--- START OF EXCERPT ---
Compare: if (notCrossed(i))   vs   if (crossedOut[i] == false). Is the first option really more readable? If anything, now he have polluted the domain with semi-similar words:

  • not crossed
  • crossed out
  • uncrossed

Is "notCrossed" same thing as "not crossedOut"? Is it same thing as "uncrossed"? By excessive method extraction Martin introduced inconsistencies and confusion in terminlogy, which at the end would only increase cognitive load. One would have to look into implementation of all those small methods to understand if there is a difference or not.

This is the problem with introducing too many entities: working memory can hold 4–7 objects at a time. Flood it with small pebbles, and you’ll hit saturation, leading to inconsistencies and discrepancies.
--- END OF EXCERPT ---
▶ **TASKS TO COMPLETE**:
• 1. Repeat word for word the stretch of the excerpt on method naming from "Compare: if (notCrossed(i))" through "inconsistencies and discrepancies.".
• 2. Summarize the excerpt on method naming in two sentences.
• 3. Carry on the excerpt on method naming from the point where it stops.
--- START OF GIVEN MATERIAL ---
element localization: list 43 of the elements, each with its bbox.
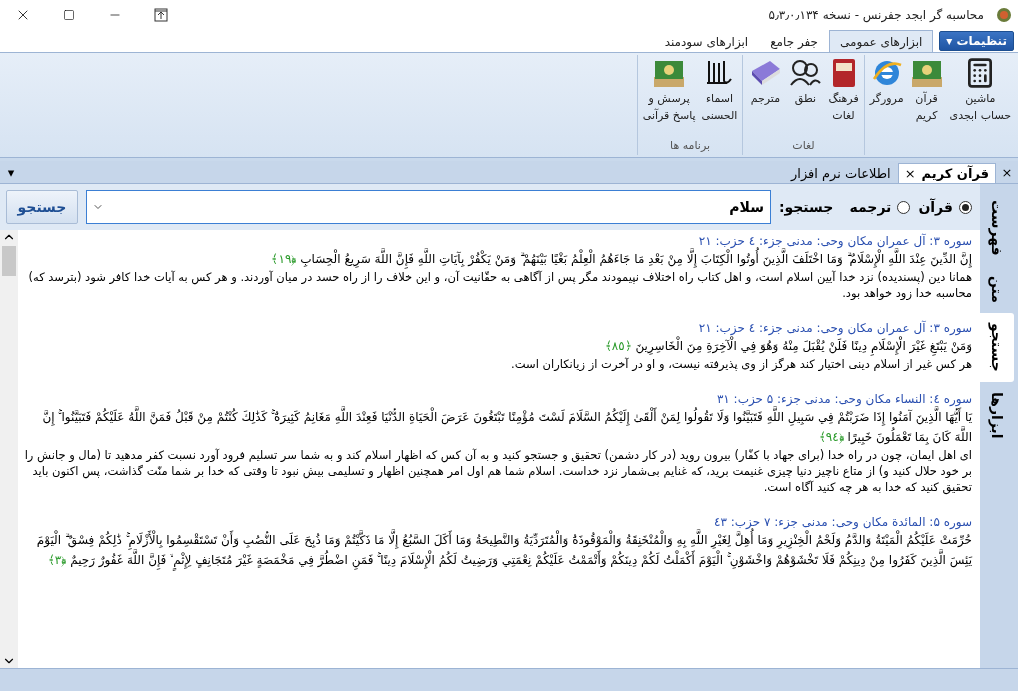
--- END OF GIVEN MATERIAL ---
▶ **EXPECTED ANSWERS**:
• 1.
Compare: if (notCrossed(i))   vs   if (crossedOut[i] == false). Is the first option really more readable? If anything, now he have polluted the domain with semi-similar words:

  • not crossed
  • crossed out
  • uncrossed

Is "notCrossed" same thing as "not crossedOut"? Is it same thing as "uncrossed"? By excessive method extraction Martin introduced inconsistencies and confusion in terminlogy, which at the end would only increase cognitive load. One would have to look into implementation of all those small methods to understand if there is a difference or not.

This is the problem with introducing too many entities: working memory can hold 4–7 objects at a time. Flood it with small pebbles, and you’ll hit saturation, leading to inconsistencies and discrepancies.

• 2. The excerpt asks whether if (notCrossed(i)) is really more readable than if (crossedOut[i] == false), and it says the extraction fills the domain with semi-similar words: "not crossed," "crossed out," and "uncrossed." It argues that Martin's excessive method extraction brings inconsistency and confusion in terminology that raise cognitive load, because working memory holds only 4–7 objects and too many small entities saturate it.

• 3.
Lets remove obfuscation from the original method:

public class GeneratePrimes {
    public static int[] generatePrimes(int maxValue) {
        if (maxValue < 2) {  // first two numbers are not prime
            return new int[0];
        }

        boolean[] crossedOut = new boolean[maxValue + 1];
        Arrays.fill(crossedOut, 2, crossedOut.length, Boolean.TRUE); // first two numbers are not prime

        // the algorithm
        for (int i = 2; i < Math.sqrt(crossedOut.length) + 1; i++) {
            if (crossedOut[i]) {
                for (int j = 2 * i; j < crossedOut.length; j += i)
                    crossedOut[j] = false; // multiple is not prime
            }
        }

        List<Integer> result = new ArrayList<>();
        for (int i = 0; i < crossedOut.length; i++) {
            if (crossedOut[i]) result.add(i);
        }
        return result.toArray(new int[result.size()]);
    }
}

Does this look complicated?